::: EXCERPTED DATA

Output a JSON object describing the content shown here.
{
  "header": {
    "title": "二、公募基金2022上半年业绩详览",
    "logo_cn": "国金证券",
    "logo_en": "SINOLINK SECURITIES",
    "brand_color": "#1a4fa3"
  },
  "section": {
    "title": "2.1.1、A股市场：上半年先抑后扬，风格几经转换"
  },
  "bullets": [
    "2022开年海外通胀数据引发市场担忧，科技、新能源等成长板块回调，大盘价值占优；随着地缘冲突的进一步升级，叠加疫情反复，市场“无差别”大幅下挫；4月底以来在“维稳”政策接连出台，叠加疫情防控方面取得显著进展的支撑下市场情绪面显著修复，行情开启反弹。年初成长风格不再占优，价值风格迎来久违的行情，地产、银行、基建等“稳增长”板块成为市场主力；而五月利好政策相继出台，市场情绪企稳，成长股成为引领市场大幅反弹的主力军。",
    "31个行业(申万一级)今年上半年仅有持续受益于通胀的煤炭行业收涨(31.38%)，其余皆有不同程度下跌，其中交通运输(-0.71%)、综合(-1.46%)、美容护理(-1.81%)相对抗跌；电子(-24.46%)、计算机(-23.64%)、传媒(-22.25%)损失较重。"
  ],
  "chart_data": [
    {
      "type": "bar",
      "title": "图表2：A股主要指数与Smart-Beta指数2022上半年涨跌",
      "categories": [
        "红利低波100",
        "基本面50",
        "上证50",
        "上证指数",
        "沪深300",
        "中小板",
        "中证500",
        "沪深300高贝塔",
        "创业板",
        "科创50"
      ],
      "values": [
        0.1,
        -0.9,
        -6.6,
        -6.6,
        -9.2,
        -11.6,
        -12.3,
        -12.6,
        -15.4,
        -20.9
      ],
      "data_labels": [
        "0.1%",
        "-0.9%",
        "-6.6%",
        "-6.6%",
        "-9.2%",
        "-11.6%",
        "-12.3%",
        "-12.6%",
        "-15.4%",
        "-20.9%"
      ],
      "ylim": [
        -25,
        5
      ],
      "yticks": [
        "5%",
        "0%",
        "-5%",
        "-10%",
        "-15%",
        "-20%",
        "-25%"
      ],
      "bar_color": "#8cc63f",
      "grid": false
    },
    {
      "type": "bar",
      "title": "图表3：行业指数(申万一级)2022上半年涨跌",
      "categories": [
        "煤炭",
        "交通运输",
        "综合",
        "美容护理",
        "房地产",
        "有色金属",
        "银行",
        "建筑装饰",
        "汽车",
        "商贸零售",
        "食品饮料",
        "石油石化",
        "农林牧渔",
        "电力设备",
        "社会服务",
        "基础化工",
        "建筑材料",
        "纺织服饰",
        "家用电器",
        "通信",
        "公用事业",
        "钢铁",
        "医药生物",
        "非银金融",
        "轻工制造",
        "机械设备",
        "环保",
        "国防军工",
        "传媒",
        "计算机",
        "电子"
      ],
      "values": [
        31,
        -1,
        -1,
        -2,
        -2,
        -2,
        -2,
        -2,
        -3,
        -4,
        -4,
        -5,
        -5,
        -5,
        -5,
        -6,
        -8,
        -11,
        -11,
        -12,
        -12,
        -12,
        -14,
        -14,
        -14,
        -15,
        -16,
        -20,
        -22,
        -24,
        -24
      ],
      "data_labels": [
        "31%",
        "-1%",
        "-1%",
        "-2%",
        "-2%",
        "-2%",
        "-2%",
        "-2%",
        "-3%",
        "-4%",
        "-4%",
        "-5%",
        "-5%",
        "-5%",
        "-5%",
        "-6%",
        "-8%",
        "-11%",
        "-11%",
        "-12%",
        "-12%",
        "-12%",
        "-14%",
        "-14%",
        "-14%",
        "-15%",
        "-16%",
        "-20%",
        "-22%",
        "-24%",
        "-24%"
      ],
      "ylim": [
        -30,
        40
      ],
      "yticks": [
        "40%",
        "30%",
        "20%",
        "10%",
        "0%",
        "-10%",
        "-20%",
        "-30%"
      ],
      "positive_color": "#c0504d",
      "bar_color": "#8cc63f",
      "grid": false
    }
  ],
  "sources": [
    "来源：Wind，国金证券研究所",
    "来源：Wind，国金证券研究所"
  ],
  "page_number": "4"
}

::::::
::: EXCERPTED DATA

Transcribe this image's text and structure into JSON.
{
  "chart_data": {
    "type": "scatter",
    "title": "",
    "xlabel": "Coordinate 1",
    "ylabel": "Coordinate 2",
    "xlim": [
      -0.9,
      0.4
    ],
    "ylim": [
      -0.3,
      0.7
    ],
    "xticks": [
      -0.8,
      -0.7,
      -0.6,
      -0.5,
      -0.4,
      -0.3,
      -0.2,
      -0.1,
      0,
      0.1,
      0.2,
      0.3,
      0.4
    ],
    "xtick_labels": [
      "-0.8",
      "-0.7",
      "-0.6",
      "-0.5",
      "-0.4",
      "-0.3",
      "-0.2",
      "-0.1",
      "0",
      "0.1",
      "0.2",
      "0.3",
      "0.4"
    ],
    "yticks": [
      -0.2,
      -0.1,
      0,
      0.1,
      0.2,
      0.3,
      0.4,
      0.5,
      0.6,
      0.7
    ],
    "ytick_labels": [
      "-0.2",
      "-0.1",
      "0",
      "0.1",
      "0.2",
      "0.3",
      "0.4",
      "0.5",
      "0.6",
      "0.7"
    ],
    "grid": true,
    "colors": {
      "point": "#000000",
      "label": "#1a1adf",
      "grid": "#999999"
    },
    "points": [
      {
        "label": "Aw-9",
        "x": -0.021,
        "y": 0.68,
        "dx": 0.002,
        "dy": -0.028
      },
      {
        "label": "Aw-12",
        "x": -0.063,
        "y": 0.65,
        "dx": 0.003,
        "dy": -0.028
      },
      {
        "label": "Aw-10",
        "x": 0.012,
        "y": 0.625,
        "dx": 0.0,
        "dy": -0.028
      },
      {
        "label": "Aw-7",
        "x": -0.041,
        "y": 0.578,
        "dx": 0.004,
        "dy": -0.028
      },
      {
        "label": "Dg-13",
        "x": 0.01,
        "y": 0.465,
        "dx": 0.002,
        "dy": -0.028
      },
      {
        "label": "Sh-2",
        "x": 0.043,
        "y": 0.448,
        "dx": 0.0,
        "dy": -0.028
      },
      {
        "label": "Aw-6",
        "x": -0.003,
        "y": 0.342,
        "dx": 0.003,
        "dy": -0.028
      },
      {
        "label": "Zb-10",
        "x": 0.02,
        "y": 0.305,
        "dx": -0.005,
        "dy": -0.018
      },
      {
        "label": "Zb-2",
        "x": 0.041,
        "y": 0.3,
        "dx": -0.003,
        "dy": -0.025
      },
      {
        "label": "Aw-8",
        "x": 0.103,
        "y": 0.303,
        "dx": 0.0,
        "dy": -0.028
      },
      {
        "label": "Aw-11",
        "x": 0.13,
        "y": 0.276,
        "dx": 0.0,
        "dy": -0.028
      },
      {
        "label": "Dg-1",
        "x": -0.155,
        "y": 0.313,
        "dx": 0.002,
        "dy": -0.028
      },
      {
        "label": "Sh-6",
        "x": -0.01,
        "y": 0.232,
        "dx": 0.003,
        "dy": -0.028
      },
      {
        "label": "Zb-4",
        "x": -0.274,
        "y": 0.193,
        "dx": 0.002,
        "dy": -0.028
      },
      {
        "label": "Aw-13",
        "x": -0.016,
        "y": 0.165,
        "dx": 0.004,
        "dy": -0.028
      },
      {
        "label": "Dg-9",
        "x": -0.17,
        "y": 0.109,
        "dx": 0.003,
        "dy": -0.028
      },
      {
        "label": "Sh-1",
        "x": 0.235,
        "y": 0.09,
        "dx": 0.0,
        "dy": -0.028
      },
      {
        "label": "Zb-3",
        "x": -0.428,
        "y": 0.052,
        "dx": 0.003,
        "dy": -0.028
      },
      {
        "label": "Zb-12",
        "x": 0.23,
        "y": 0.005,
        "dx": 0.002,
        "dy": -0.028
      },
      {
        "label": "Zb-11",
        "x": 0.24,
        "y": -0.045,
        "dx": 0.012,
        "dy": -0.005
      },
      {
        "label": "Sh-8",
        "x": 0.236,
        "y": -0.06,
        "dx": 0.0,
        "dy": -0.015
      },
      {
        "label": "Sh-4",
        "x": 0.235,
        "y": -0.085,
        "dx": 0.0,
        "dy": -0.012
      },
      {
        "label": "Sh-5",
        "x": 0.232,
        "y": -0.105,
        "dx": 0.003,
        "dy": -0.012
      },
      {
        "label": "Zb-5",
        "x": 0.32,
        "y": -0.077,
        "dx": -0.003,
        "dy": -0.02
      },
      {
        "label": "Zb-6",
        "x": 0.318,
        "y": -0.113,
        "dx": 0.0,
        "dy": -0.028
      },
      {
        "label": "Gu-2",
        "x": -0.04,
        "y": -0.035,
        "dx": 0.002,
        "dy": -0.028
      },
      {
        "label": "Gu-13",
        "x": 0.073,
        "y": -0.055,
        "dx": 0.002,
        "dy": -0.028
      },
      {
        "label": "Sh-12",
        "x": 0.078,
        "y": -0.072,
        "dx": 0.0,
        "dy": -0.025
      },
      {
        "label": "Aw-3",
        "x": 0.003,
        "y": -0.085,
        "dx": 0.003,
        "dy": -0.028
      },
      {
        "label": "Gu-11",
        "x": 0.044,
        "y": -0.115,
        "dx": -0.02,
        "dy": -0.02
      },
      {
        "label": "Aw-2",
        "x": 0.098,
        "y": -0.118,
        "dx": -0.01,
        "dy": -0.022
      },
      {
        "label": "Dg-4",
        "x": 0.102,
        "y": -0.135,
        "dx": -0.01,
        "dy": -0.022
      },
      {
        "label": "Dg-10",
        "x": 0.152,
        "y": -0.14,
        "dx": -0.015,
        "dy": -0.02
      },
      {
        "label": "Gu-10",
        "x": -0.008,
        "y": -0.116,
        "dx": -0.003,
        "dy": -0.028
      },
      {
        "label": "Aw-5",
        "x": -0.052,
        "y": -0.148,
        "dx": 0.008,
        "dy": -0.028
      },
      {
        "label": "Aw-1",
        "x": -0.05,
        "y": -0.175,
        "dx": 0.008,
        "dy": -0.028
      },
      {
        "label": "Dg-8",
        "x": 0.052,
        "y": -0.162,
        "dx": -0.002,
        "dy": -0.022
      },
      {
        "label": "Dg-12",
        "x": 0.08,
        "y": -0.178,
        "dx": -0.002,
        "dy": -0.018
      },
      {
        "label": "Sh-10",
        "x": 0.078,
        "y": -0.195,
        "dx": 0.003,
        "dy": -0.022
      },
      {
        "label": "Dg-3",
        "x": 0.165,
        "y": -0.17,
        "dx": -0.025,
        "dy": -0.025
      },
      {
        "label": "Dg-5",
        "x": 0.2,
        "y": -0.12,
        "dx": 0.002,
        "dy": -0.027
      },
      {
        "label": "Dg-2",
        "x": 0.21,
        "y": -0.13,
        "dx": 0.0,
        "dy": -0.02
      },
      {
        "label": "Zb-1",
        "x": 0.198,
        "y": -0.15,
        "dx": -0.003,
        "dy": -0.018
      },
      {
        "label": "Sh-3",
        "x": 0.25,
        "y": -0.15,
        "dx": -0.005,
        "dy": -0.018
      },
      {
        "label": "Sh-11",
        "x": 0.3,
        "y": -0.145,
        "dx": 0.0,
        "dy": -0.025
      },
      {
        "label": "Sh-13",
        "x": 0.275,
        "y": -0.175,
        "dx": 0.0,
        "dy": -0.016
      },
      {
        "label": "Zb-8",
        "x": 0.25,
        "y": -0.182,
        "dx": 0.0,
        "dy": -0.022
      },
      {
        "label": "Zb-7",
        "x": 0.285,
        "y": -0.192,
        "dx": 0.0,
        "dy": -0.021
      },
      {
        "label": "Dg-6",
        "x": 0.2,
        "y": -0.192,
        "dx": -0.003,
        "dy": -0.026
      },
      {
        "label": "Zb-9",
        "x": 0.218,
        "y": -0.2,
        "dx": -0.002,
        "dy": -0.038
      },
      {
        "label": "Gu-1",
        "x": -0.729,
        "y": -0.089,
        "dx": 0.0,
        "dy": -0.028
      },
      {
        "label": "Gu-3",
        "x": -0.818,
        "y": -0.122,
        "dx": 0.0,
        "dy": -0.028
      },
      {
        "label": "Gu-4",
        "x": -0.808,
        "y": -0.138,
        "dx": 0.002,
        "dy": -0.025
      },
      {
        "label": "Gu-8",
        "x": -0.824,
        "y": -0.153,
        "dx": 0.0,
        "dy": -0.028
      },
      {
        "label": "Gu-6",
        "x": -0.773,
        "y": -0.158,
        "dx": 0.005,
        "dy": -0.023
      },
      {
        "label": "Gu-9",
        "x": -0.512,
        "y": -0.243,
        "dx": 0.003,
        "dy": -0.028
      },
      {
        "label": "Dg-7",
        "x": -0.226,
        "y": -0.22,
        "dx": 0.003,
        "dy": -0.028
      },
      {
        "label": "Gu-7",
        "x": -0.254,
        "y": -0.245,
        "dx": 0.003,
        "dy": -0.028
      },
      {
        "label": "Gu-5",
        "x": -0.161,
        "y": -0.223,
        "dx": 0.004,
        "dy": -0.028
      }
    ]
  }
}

::::::

▶ _TASK_:
Search the records for the word "Coordinate". Copy every line that has it.

▶ _FULL OUTPUT_:
    "xlabel": "Coordinate 1",
    "ylabel": "Coordinate 2",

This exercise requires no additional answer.